• _The exercise_
Every line that holds the string "Daniela" is to be identified and copied.

• _Material shown_
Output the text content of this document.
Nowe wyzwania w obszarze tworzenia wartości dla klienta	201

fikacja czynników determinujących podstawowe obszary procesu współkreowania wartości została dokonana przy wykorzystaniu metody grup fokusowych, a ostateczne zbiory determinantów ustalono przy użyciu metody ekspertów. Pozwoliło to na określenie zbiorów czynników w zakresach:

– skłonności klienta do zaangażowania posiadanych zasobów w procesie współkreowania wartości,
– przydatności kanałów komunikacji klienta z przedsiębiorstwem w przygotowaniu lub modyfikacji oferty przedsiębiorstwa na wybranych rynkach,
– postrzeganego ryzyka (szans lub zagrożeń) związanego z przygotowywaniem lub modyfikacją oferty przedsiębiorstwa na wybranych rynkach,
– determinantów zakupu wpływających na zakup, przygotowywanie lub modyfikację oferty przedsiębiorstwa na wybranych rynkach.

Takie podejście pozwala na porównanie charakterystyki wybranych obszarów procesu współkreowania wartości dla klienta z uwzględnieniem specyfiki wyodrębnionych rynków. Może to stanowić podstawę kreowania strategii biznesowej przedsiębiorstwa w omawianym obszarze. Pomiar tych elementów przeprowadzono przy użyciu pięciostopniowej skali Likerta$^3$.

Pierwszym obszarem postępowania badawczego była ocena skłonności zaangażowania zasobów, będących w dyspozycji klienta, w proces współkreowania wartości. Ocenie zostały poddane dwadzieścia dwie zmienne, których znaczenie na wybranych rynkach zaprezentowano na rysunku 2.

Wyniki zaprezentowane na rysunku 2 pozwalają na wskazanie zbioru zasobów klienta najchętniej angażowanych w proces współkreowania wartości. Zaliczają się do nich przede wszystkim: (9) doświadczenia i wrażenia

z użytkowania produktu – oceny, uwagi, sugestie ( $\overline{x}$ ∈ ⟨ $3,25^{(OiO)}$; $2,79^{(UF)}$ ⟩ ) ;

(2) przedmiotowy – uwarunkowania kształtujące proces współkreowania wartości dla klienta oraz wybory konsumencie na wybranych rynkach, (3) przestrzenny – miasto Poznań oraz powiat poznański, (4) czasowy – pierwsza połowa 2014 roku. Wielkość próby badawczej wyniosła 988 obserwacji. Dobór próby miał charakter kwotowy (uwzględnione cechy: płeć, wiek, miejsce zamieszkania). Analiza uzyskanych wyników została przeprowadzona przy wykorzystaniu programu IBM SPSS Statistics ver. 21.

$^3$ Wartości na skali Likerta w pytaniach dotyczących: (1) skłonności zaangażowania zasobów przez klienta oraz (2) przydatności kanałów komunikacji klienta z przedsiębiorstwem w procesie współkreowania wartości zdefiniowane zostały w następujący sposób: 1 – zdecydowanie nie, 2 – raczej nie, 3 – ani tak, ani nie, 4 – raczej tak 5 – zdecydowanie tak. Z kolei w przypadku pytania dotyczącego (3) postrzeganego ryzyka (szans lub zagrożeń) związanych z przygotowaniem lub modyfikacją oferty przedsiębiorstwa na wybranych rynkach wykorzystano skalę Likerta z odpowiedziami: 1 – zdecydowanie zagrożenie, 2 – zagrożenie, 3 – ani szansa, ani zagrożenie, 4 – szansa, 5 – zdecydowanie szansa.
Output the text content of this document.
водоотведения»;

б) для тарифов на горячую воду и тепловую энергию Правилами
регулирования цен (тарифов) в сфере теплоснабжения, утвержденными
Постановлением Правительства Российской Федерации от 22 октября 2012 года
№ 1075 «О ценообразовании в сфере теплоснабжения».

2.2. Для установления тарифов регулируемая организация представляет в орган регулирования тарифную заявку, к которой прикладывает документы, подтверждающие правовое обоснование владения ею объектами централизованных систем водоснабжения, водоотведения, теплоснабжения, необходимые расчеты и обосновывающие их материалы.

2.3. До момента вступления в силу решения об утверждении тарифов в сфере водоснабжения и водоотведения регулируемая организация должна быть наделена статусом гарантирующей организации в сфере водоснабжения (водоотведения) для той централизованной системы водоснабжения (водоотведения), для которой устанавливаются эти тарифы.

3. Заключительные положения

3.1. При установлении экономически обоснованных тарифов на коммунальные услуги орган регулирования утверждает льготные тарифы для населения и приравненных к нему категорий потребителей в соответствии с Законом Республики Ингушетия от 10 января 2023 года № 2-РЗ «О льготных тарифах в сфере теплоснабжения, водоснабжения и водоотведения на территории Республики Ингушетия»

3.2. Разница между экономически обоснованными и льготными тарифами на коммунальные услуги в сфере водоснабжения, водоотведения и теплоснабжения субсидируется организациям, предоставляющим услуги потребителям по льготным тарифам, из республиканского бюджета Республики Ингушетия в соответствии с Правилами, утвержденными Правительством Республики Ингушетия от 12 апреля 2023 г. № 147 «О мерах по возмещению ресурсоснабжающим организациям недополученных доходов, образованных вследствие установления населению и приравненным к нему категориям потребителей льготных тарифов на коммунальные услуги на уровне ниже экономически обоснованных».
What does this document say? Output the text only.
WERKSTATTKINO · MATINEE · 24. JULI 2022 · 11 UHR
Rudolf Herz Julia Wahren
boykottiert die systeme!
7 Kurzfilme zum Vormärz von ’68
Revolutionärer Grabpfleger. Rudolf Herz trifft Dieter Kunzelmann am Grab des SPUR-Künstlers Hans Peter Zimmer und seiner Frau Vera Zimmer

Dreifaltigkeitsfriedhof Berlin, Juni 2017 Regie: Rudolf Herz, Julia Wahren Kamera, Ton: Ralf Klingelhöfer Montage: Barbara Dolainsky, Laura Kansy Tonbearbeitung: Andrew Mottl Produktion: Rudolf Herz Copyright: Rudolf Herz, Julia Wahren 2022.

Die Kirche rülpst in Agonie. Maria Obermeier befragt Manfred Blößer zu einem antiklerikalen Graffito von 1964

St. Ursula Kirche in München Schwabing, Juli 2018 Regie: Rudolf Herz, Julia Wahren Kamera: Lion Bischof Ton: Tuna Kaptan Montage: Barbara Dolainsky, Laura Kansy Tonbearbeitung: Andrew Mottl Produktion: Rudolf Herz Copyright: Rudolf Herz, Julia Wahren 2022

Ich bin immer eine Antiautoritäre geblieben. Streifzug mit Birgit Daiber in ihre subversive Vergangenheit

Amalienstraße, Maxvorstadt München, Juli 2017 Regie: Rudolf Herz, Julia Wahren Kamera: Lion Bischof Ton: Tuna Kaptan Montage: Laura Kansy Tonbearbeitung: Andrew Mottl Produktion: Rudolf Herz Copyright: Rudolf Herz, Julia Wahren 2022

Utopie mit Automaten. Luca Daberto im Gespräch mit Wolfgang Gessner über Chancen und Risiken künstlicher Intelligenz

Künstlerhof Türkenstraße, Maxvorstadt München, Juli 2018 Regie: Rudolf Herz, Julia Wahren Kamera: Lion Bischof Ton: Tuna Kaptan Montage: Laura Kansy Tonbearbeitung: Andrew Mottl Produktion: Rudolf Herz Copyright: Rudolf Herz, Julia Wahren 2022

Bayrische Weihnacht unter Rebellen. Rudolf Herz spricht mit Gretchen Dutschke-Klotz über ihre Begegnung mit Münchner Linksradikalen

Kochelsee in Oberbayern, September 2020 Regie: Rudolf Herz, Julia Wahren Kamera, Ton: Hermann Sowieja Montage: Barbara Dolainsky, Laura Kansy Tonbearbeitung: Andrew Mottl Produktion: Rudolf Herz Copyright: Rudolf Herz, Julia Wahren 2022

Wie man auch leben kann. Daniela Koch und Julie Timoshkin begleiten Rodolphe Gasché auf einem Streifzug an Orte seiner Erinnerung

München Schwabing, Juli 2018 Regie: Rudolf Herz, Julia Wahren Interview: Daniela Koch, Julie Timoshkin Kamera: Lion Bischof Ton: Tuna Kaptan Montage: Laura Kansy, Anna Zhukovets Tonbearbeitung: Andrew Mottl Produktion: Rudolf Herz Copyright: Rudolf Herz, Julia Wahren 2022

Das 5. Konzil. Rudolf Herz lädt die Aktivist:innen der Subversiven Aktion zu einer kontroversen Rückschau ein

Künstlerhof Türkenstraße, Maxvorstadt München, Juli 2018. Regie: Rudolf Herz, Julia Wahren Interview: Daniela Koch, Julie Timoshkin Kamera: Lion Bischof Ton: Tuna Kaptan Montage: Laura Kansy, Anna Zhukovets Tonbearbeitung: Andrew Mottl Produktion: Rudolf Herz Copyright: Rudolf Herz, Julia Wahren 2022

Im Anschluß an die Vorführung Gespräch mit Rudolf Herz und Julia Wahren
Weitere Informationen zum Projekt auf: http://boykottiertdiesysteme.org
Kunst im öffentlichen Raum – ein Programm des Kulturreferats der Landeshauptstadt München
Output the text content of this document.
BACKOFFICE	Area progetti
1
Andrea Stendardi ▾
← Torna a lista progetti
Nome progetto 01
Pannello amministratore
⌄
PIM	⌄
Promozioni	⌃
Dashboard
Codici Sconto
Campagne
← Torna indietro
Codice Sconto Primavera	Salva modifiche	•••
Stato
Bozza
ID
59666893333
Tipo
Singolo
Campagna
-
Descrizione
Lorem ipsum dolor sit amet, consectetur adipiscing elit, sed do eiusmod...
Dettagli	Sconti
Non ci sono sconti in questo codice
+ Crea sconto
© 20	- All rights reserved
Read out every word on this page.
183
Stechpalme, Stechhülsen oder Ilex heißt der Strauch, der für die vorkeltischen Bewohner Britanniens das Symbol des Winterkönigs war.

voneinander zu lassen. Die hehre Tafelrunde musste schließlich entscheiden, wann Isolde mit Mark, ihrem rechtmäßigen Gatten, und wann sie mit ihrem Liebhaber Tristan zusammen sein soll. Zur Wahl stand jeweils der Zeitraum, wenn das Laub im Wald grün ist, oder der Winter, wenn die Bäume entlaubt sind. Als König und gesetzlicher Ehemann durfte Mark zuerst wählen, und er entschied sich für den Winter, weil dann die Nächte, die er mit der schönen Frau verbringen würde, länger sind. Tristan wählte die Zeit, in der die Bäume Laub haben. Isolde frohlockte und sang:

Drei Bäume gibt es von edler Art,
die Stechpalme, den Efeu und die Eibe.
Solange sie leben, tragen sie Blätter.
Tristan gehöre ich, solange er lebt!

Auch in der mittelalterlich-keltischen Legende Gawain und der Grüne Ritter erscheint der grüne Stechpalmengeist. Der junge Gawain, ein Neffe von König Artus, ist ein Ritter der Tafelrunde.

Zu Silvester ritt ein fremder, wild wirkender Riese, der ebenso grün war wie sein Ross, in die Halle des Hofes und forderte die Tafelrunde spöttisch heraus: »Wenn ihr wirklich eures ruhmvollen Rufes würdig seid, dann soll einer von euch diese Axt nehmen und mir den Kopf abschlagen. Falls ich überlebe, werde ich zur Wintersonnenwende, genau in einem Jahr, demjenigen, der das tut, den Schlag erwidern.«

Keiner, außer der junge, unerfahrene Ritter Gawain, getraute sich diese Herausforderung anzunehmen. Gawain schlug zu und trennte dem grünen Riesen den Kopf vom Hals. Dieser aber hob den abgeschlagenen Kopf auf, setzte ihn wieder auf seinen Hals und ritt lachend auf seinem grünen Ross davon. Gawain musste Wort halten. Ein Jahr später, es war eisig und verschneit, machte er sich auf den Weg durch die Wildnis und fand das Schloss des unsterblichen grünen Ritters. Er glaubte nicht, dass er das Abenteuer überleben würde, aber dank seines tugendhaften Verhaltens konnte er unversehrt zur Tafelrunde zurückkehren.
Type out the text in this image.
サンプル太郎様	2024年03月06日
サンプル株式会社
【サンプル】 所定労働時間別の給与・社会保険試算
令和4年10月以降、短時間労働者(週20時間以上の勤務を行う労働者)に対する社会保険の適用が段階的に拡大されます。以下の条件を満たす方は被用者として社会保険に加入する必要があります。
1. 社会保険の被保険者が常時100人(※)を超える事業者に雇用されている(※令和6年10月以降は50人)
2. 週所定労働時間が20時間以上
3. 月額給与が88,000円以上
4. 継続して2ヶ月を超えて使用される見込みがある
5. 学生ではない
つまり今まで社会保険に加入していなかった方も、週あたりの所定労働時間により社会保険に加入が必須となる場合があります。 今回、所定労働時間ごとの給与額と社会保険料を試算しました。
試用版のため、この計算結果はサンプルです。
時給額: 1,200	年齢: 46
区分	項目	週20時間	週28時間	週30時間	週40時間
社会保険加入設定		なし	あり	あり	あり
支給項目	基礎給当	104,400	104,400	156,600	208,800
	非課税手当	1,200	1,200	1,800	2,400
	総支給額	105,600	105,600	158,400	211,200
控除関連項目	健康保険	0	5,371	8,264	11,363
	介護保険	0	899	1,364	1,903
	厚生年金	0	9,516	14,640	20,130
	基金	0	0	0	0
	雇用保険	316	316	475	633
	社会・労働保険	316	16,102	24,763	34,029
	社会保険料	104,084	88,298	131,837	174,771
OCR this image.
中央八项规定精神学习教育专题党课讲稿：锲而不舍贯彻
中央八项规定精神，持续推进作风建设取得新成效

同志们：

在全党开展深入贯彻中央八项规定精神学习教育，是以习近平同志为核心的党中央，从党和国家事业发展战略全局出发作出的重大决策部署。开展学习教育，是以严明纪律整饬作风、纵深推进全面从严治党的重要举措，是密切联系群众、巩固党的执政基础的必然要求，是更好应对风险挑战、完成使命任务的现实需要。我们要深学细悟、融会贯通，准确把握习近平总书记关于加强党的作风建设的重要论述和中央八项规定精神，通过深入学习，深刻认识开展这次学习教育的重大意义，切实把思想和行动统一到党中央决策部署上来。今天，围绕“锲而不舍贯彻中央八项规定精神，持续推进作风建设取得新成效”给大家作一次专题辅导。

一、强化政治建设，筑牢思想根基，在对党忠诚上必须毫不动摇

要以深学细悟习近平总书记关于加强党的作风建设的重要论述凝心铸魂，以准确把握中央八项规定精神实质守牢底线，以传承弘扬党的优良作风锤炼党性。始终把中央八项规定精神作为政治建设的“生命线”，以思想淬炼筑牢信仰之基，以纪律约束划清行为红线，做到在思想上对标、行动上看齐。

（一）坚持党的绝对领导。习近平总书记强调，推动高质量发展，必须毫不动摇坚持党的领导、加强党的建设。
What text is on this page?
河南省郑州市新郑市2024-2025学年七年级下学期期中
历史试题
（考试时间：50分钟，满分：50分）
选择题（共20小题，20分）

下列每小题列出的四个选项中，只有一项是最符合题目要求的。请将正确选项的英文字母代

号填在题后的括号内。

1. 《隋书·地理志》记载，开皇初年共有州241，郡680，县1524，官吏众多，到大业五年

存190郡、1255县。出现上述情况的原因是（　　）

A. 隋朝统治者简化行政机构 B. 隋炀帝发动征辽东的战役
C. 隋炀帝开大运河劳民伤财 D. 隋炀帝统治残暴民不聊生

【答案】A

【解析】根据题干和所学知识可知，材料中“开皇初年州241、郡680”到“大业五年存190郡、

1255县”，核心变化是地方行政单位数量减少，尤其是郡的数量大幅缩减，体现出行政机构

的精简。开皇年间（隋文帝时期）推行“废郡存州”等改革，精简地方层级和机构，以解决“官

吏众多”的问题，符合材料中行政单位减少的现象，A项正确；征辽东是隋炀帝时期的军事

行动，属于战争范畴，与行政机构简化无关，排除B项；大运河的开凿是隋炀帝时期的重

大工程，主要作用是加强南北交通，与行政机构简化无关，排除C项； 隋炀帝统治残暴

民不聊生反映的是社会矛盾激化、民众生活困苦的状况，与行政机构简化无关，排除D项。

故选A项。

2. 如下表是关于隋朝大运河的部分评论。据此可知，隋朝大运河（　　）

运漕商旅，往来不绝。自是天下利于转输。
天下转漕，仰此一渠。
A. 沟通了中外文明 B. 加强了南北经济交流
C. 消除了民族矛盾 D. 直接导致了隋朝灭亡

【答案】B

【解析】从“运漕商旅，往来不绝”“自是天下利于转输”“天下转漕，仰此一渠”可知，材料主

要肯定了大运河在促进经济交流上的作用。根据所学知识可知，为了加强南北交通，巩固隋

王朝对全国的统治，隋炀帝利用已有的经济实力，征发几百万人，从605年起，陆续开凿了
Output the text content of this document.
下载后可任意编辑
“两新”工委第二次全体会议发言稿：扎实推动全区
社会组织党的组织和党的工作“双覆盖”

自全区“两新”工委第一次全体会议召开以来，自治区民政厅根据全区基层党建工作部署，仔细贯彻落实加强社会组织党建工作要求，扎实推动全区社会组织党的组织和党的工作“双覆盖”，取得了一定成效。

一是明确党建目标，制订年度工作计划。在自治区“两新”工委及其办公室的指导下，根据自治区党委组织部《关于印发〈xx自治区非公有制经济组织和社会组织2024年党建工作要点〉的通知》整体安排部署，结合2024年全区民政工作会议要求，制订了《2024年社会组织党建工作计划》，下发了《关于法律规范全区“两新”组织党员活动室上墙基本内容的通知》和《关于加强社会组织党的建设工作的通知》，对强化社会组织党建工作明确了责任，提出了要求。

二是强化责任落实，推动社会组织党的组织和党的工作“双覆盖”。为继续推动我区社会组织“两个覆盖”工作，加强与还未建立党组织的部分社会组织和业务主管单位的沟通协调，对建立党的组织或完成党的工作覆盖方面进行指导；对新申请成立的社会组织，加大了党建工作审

• _Output_
Wie man auch leben kann. Daniela Koch und Julie Timoshkin begleiten Rodolphe Gasché auf einem Streifzug an Orte seiner Erinnerung
München Schwabing, Juli 2018 Regie: Rudolf Herz, Julia Wahren Interview: Daniela Koch, Julie Timoshkin Kamera: Lion Bischof Ton: Tuna Kaptan Montage: Laura Kansy, Anna Zhukovets Tonbearbeitung: Andrew Mottl Produktion: Rudolf Herz Copyright: Rudolf Herz, Julia Wahren 2022
Künstlerhof Türkenstraße, Maxvorstadt München, Juli 2018. Regie: Rudolf Herz, Julia Wahren Interview: Daniela Koch, Julie Timoshkin Kamera: Lion Bischof Ton: Tuna Kaptan Montage: Laura Kansy, Anna Zhukovets Tonbearbeitung: Andrew Mottl Produktion: Rudolf Herz Copyright: Rudolf Herz, Julia Wahren 2022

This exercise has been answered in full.